RECORDS TO PROCESS
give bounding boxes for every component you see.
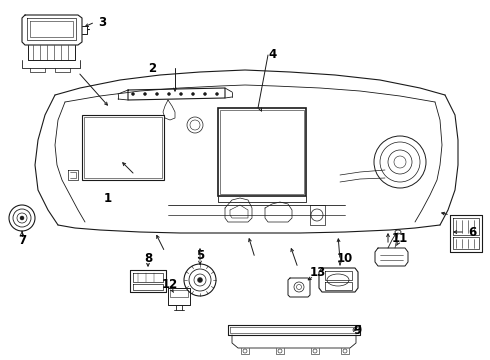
- Text: 12: 12: [162, 279, 178, 292]
- Circle shape: [179, 93, 182, 95]
- Bar: [82, 115, 164, 180]
- Circle shape: [168, 93, 171, 95]
- Circle shape: [155, 93, 158, 95]
- Text: 4: 4: [268, 49, 276, 62]
- Text: 13: 13: [310, 266, 326, 279]
- Bar: [84, 117, 162, 178]
- Text: 3: 3: [98, 15, 106, 28]
- Text: 6: 6: [468, 225, 476, 238]
- Text: 2: 2: [148, 62, 156, 75]
- Circle shape: [203, 93, 206, 95]
- Circle shape: [216, 93, 219, 95]
- Circle shape: [20, 216, 24, 220]
- Circle shape: [192, 93, 195, 95]
- Text: 8: 8: [144, 252, 152, 265]
- Bar: [220, 110, 304, 194]
- Text: 9: 9: [353, 324, 361, 337]
- Text: 5: 5: [196, 249, 204, 262]
- Text: 1: 1: [104, 192, 112, 204]
- Bar: [218, 108, 306, 196]
- Text: 11: 11: [392, 231, 408, 244]
- Circle shape: [197, 278, 202, 283]
- Text: 10: 10: [337, 252, 353, 265]
- Text: 7: 7: [18, 234, 26, 247]
- Circle shape: [131, 93, 134, 95]
- Circle shape: [144, 93, 147, 95]
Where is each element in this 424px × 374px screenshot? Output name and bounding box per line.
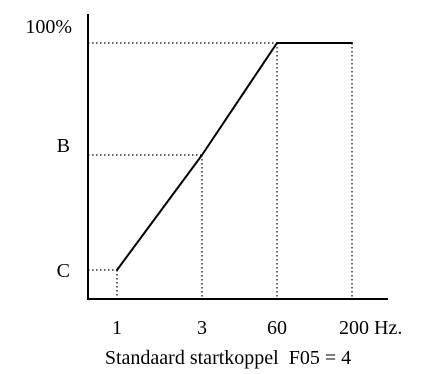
- x-tick-label-2: 3: [197, 317, 207, 339]
- x-tick-label-4: 200 Hz.: [339, 317, 402, 339]
- series-group: [116, 42, 353, 271]
- x-tick-label-1: 1: [112, 317, 122, 339]
- series-segment-0-1: [201, 42, 278, 156]
- y-tick-label-top: 100%: [25, 16, 72, 38]
- y-tick-label-bottom: C: [57, 260, 70, 282]
- chart-caption: Standaard startkoppel F05 = 4: [105, 347, 351, 369]
- series-segment-0-0: [116, 154, 203, 271]
- guide-lines: [88, 42, 353, 299]
- x-tick-label-3: 60: [267, 317, 287, 339]
- y-tick-label-middle: B: [57, 135, 70, 157]
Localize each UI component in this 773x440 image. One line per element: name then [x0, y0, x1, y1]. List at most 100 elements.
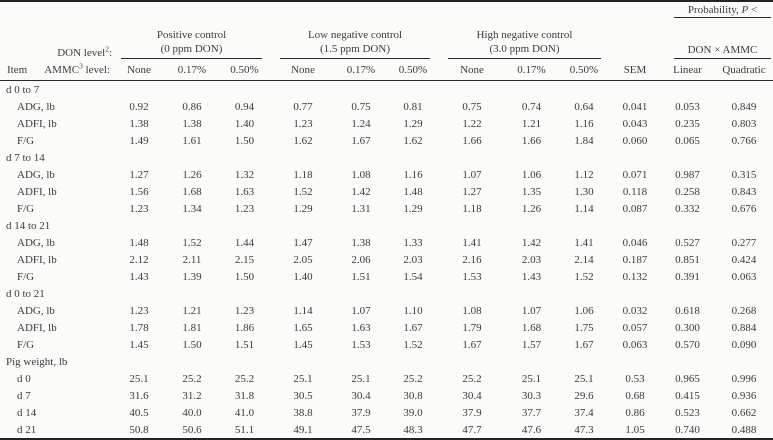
value-cell: 25.2 [234, 372, 255, 385]
table-header: Probability, P < DON level2: Positive co… [0, 1, 773, 81]
value-cell: 0.86 [625, 406, 645, 419]
value-cell: 0.92 [129, 100, 149, 113]
value-cell: 1.78 [129, 321, 149, 334]
value-cell: 1.16 [403, 168, 423, 181]
table-row: d 7 31.6 31.2 31.8 30.5 30.4 30.8 30.4 30.3 29.6 0… [0, 387, 773, 404]
value-cell: 1.23 [129, 202, 149, 215]
value-cell: 1.40 [234, 117, 255, 130]
table-row: ADG, lb 1.23 1.21 1.23 1.14 1.07 1.10 1.08 1.07 1… [0, 302, 773, 319]
probability-spanner-row: Probability, P < [0, 1, 773, 18]
value-cell: 2.03 [521, 253, 542, 266]
section-row: d 0 to 7 [0, 81, 773, 99]
value-cell: 0.94 [234, 100, 255, 113]
section-row: d 14 to 21 [0, 217, 773, 234]
value-cell: 1.48 [129, 236, 149, 249]
section-row: d 0 to 21 [0, 285, 773, 302]
don-level-label: DON level2: [57, 44, 112, 59]
value-cell: 1.43 [521, 270, 542, 283]
value-cell: 1.23 [234, 304, 255, 317]
value-cell: 0.424 [731, 253, 757, 266]
value-cell: 37.4 [574, 406, 594, 419]
value-cell: 1.52 [403, 338, 423, 351]
table-row: ADFI, lb 2.12 2.11 2.15 2.05 2.06 2.03 2.16 2.03… [0, 251, 773, 268]
row-label: ADFI, lb [17, 321, 57, 334]
section-row: d 7 to 14 [0, 149, 773, 166]
value-cell: 0.851 [675, 253, 700, 266]
value-cell: 49.1 [293, 423, 313, 436]
table-row: F/G 1.49 1.61 1.50 1.62 1.67 1.62 1.66 1.66 1.84 0… [0, 132, 773, 149]
value-cell: 1.21 [182, 304, 202, 317]
value-cell: 1.53 [462, 270, 482, 283]
value-cell: 1.24 [351, 117, 371, 130]
value-cell: 38.8 [293, 406, 313, 419]
value-cell: 1.50 [234, 270, 255, 283]
table-row: F/G 1.23 1.34 1.23 1.29 1.31 1.29 1.18 1.26 1.14 0… [0, 200, 773, 217]
value-cell: 1.67 [403, 321, 423, 334]
section-row: Pig weight, lb [0, 353, 773, 370]
col-header-017: 0.17% [335, 59, 387, 81]
value-cell: 1.38 [129, 117, 149, 130]
probability-label: Probability, P < [674, 2, 772, 18]
value-cell: 1.79 [462, 321, 482, 334]
value-cell: 1.08 [462, 304, 482, 317]
value-cell: 1.86 [234, 321, 255, 334]
value-cell: 1.06 [521, 168, 542, 181]
group-spanner-row: DON level2: Positive control (0 ppm DON)… [0, 18, 773, 59]
value-cell: 1.21 [521, 117, 542, 130]
value-cell: 0.676 [731, 202, 757, 215]
value-cell: 47.6 [521, 423, 542, 436]
low-negative-control-label: Low negative control (1.5 ppm DON) [280, 29, 430, 59]
row-label: F/G [17, 270, 35, 283]
value-cell: 1.56 [129, 185, 149, 198]
value-cell: 0.065 [675, 134, 700, 147]
value-cell: 1.49 [129, 134, 149, 147]
value-cell: 0.843 [731, 185, 757, 198]
value-cell: 2.05 [293, 253, 313, 266]
value-cell: 1.68 [521, 321, 542, 334]
table-row: ADFI, lb 1.38 1.38 1.40 1.23 1.24 1.29 1.22 1.21… [0, 115, 773, 132]
high-negative-control-header-cell: High negative control (3.0 ppm DON) [439, 18, 610, 59]
value-cell: 25.2 [182, 372, 202, 385]
value-cell: 1.81 [182, 321, 202, 334]
value-cell: 1.07 [351, 304, 371, 317]
don-ammc-header-cell: DON × AMMC [660, 18, 773, 59]
row-label: ADG, lb [17, 168, 55, 181]
value-cell: 31.8 [234, 389, 255, 402]
value-cell: 50.8 [129, 423, 149, 436]
table-row: d 21 50.8 50.6 51.1 49.1 47.5 48.3 47.7 47.6 47.3… [0, 421, 773, 439]
value-cell: 29.6 [574, 389, 594, 402]
value-cell: 0.740 [675, 423, 700, 436]
spacer-cell [610, 18, 660, 59]
value-cell: 2.15 [234, 253, 255, 266]
value-cell: 1.14 [574, 202, 594, 215]
table-row: ADFI, lb 1.56 1.68 1.63 1.52 1.42 1.48 1.27 1.35… [0, 183, 773, 200]
value-cell: 1.61 [182, 134, 202, 147]
value-cell: 0.527 [675, 236, 700, 249]
value-cell: 1.62 [293, 134, 313, 147]
table-row: ADFI, lb 1.78 1.81 1.86 1.65 1.63 1.67 1.79 1.68… [0, 319, 773, 336]
value-cell: 0.53 [625, 372, 645, 385]
value-cell: 1.07 [521, 304, 542, 317]
value-cell: 0.032 [622, 304, 648, 317]
value-cell: 1.26 [521, 202, 542, 215]
value-cell: 41.0 [234, 406, 255, 419]
value-cell: 0.235 [675, 117, 700, 130]
value-cell: 1.44 [234, 236, 255, 249]
value-cell: 0.087 [622, 202, 648, 215]
value-cell: 1.40 [293, 270, 313, 283]
col-header-050: 0.50% [558, 59, 610, 81]
value-cell: 1.22 [462, 117, 482, 130]
value-cell: 1.29 [293, 202, 313, 215]
value-cell: 0.315 [731, 168, 757, 181]
row-label: d 0 [17, 372, 31, 385]
value-cell: 1.34 [182, 202, 202, 215]
value-cell: 40.5 [129, 406, 149, 419]
value-cell: 25.2 [462, 372, 482, 385]
positive-control-label: Positive control (0 ppm DON) [121, 29, 262, 59]
value-cell: 1.32 [234, 168, 255, 181]
col-header-017: 0.17% [166, 59, 218, 81]
value-cell: 0.884 [731, 321, 757, 334]
value-cell: 0.523 [675, 406, 700, 419]
value-cell: 0.64 [574, 100, 594, 113]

SET EXERCISE
Print the lines from the line that contains "- Text: 12: 12: [162, 279, 178, 292]" through the line that contains "- Circle shape: [216, 93, 219, 95]", repeating each one exactly.

EXERCISE RESPONSE
- Text: 12: 12: [162, 279, 178, 292]
- Circle shape: [179, 93, 182, 95]
- Bar: [82, 115, 164, 180]
- Circle shape: [168, 93, 171, 95]
- Circle shape: [155, 93, 158, 95]
- Text: 4: 4: [268, 49, 276, 62]
- Text: 13: 13: [310, 266, 326, 279]
- Bar: [84, 117, 162, 178]
- Text: 3: 3: [98, 15, 106, 28]
- Text: 6: 6: [468, 225, 476, 238]
- Text: 2: 2: [148, 62, 156, 75]
- Circle shape: [203, 93, 206, 95]
- Circle shape: [216, 93, 219, 95]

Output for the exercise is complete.